begin
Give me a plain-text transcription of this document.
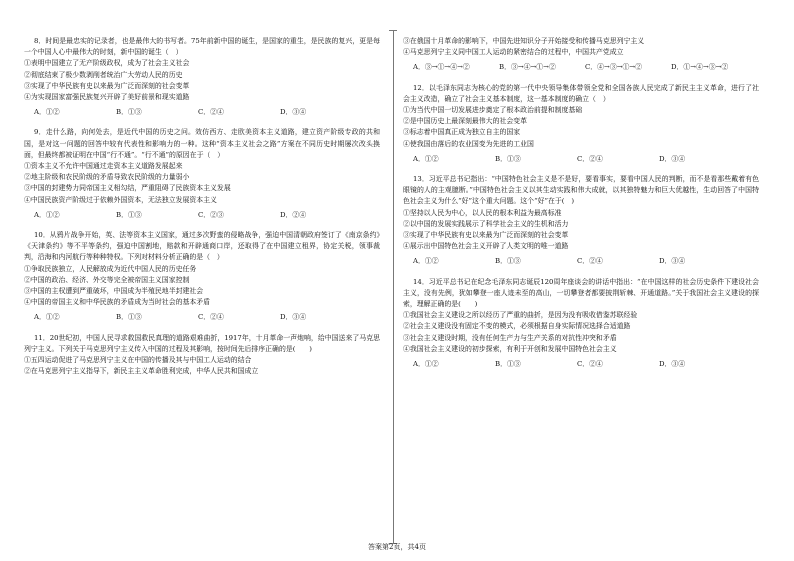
8．时间是最忠实的记录者，也是最伟大的书写者。75年前新中国的诞生，是国家的重生，是民族的复兴，更是每一个中国人心中最伟大的时刻，新中国的诞生（　）

①表明中国建立了无产阶级政权，成为了社会主义社会

②彻底结束了极少数剥削者统治广大劳动人民的历史

③实现了中华民族有史以来最为广泛而深刻的社会变革

④为实现国家富强民族复兴开辟了美好前景和现实道路

A．①②	B．①③	C．②④	D．③④

9．走什么路，向何处去，是近代中国的历史之问。效仿西方、走欧美资本主义道路，建立资产阶级专政的共和国，是对这一问题的回答中较有代表性和影响力的一种。这种“资本主义社会之路”方案在不同历史时期屡次改头换面，但最终都被证明在中国“行不通”。“行不通”的原因在于（　）

①资本主义不允许中国通过走资本主义道路发展起来

②地主阶级和农民阶级的矛盾导致农民阶级的力量弱小

③中国的封建势力同帝国主义相勾结，严重阻碍了民族资本主义发展

④中国民族资产阶级过于依赖外国资本，无法独立发展资本主义

A．①②	B．①③	C．②③	D．②④

10．从鸦片战争开始，英、法等资本主义国家，通过多次野蛮的侵略战争，强迫中国清朝政府签订了《南京条约》《天津条约》等不平等条约，强迫中国割地，赔款和开辟通商口岸，还取得了在中国建立租界，协定关税，领事裁判，沿海和内河航行等种种特权。下列对材料分析正确的是（　）

①争取民族独立，人民解放成为近代中国人民的历史任务

②中国的政治、经济、外交等完全被帝国主义国家控制

③中国的主权遭到严重破坏，中国成为半殖民地半封建社会

④中国的帝国主义和中华民族的矛盾成为当时社会的基本矛盾

A．①②	B．①③	C．②④	D．③④

11．20世纪初，中国人民寻求救国救民真理的道路艰难曲折，1917年，十月革命一声炮响，给中国送来了马克思列宁主义。下列关于马克思列宁主义传入中国的过程及其影响，按时间先后排序正确的是(　　)

①五四运动促进了马克思列宁主义在中国的传播及其与中国工人运动的结合

②在马克思列宁主义指导下，新民主主义革命胜利完成，中华人民共和国成立

③在俄国十月革命的影响下，中国先进知识分子开始接受和传播马克思列宁主义

④马克思列宁主义同中国工人运动的紧密结合的过程中，中国共产党成立

A．③→①→④→②	B．③→④→①→②	C．④→③→①→②	D．①→④→③→②

12．以毛泽东同志为核心的党的第一代中央领导集体带领全党和全国各族人民完成了新民主主义革命，进行了社会主义改造，确立了社会主义基本制度，这一基本制度的确立（　）

①为当代中国一切发展进步奠定了根本政治前提和制度基础

②是中国历史上最深刻最伟大的社会变革

③标志着中国真正成为独立自主的国家

④使我国由落后的农业国变为先进的工业国

A．①②	B．①③	C．②④	D．③④

13．习近平总书记指出：“中国特色社会主义是不是好，要看事实，要看中国人民的判断，而不是看那些戴着有色眼镜的人的主观臆断。”中国特色社会主义以其生动实践和伟大成就，以其独特魅力和巨大优越性，生动回答了中国特色社会主义为什么“好”这个重大问题。这个“好”在于(　)

①坚持以人民为中心，以人民的根本利益为最高标准

②以中国的发展实践展示了科学社会主义的生机和活力

③实现了中华民族有史以来最为广泛而深刻的社会变革

④展示出中国特色社会主义开辟了人类文明的唯一道路

A．①②	B．①③	C．②④	D．③④

14．习近平总书记在纪念毛泽东同志诞辰120周年座谈会的讲话中指出：“在中国这样的社会历史条件下建设社会主义，没有先例，犹如攀登一座人迹未至的高山，一切攀登者都要披荆斩棘、开通道路。”关于我国社会主义建设的探索，理解正确的是(　　)

①我国社会主义建设之所以经历了严重的曲折，是因为没有吸收借鉴苏联经验

②社会主义建设没有固定不变的模式，必须根据自身实际情况选择合适道路

③社会主义建设时期，没有任何生产力与生产关系的对抗性冲突和矛盾

④我国社会主义建设的初步探索，有利于开创和发展中国特色社会主义

A．①②	B．①③	C．②④	D．③④
答案第2页，共4页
end
All the records need to be repeated exactly, with the images dropped.

Give me a plain-text transcription of this document.
8．时间是最忠实的记录者，也是最伟大的书写者。75年前新中国的诞生，是国家的重生，是民族的复兴，更是每一个中国人心中最伟大的时刻，新中国的诞生（　）

①表明中国建立了无产阶级政权，成为了社会主义社会

②彻底结束了极少数剥削者统治广大劳动人民的历史

③实现了中华民族有史以来最为广泛而深刻的社会变革

④为实现国家富强民族复兴开辟了美好前景和现实道路

A．①②	B．①③	C．②④	D．③④

9．走什么路，向何处去，是近代中国的历史之问。效仿西方、走欧美资本主义道路，建立资产阶级专政的共和国，是对这一问题的回答中较有代表性和影响力的一种。这种“资本主义社会之路”方案在不同历史时期屡次改头换面，但最终都被证明在中国“行不通”。“行不通”的原因在于（　）

①资本主义不允许中国通过走资本主义道路发展起来

②地主阶级和农民阶级的矛盾导致农民阶级的力量弱小

③中国的封建势力同帝国主义相勾结，严重阻碍了民族资本主义发展

④中国民族资产阶级过于依赖外国资本，无法独立发展资本主义

A．①②	B．①③	C．②③	D．②④

10．从鸦片战争开始，英、法等资本主义国家，通过多次野蛮的侵略战争，强迫中国清朝政府签订了《南京条约》《天津条约》等不平等条约，强迫中国割地，赔款和开辟通商口岸，还取得了在中国建立租界，协定关税，领事裁判，沿海和内河航行等种种特权。下列对材料分析正确的是（　）

①争取民族独立，人民解放成为近代中国人民的历史任务

②中国的政治、经济、外交等完全被帝国主义国家控制

③中国的主权遭到严重破坏，中国成为半殖民地半封建社会

④中国的帝国主义和中华民族的矛盾成为当时社会的基本矛盾

A．①②	B．①③	C．②④	D．③④

11．20世纪初，中国人民寻求救国救民真理的道路艰难曲折，1917年，十月革命一声炮响，给中国送来了马克思列宁主义。下列关于马克思列宁主义传入中国的过程及其影响，按时间先后排序正确的是(　　)

①五四运动促进了马克思列宁主义在中国的传播及其与中国工人运动的结合

②在马克思列宁主义指导下，新民主主义革命胜利完成，中华人民共和国成立

③在俄国十月革命的影响下，中国先进知识分子开始接受和传播马克思列宁主义

④马克思列宁主义同中国工人运动的紧密结合的过程中，中国共产党成立

A．③→①→④→②	B．③→④→①→②	C．④→③→①→②	D．①→④→③→②

12．以毛泽东同志为核心的党的第一代中央领导集体带领全党和全国各族人民完成了新民主主义革命，进行了社会主义改造，确立了社会主义基本制度，这一基本制度的确立（　）

①为当代中国一切发展进步奠定了根本政治前提和制度基础

②是中国历史上最深刻最伟大的社会变革

③标志着中国真正成为独立自主的国家

④使我国由落后的农业国变为先进的工业国

A．①②	B．①③	C．②④	D．③④

13．习近平总书记指出：“中国特色社会主义是不是好，要看事实，要看中国人民的判断，而不是看那些戴着有色眼镜的人的主观臆断。”中国特色社会主义以其生动实践和伟大成就，以其独特魅力和巨大优越性，生动回答了中国特色社会主义为什么“好”这个重大问题。这个“好”在于(　)

①坚持以人民为中心，以人民的根本利益为最高标准

②以中国的发展实践展示了科学社会主义的生机和活力

③实现了中华民族有史以来最为广泛而深刻的社会变革

④展示出中国特色社会主义开辟了人类文明的唯一道路

A．①②	B．①③	C．②④	D．③④

14．习近平总书记在纪念毛泽东同志诞辰120周年座谈会的讲话中指出：“在中国这样的社会历史条件下建设社会主义，没有先例，犹如攀登一座人迹未至的高山，一切攀登者都要披荆斩棘、开通道路。”关于我国社会主义建设的探索，理解正确的是(　　)

①我国社会主义建设之所以经历了严重的曲折，是因为没有吸收借鉴苏联经验

②社会主义建设没有固定不变的模式，必须根据自身实际情况选择合适道路

③社会主义建设时期，没有任何生产力与生产关系的对抗性冲突和矛盾

④我国社会主义建设的初步探索，有利于开创和发展中国特色社会主义

A．①②	B．①③	C．②④	D．③④
答案第2页，共4页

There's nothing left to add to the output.